(Entries from a dataset)
================================

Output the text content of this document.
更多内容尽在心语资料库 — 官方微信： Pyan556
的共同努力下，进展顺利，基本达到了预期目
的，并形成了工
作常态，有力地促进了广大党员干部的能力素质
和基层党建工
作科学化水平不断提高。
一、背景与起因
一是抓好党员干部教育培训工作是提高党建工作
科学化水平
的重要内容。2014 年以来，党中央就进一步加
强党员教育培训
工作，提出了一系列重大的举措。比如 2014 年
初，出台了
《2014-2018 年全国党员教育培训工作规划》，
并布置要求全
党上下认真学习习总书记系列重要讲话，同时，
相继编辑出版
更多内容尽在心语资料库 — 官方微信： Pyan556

================================

_TASK TO CARRY OUT_.
Repeat the data precisely, line by line.

_COMPLETE OUTPUT_.
Output the text content of this document.
更多内容尽在心语资料库 — 官方微信： Pyan556
的共同努力下，进展顺利，基本达到了预期目
的，并形成了工
作常态，有力地促进了广大党员干部的能力素质
和基层党建工
作科学化水平不断提高。
一、背景与起因
一是抓好党员干部教育培训工作是提高党建工作
科学化水平
的重要内容。2014 年以来，党中央就进一步加
强党员教育培训
工作，提出了一系列重大的举措。比如 2014 年
初，出台了
《2014-2018 年全国党员教育培训工作规划》，
并布置要求全
党上下认真学习习总书记系列重要讲话，同时，
相继编辑出版
更多内容尽在心语资料库 — 官方微信： Pyan556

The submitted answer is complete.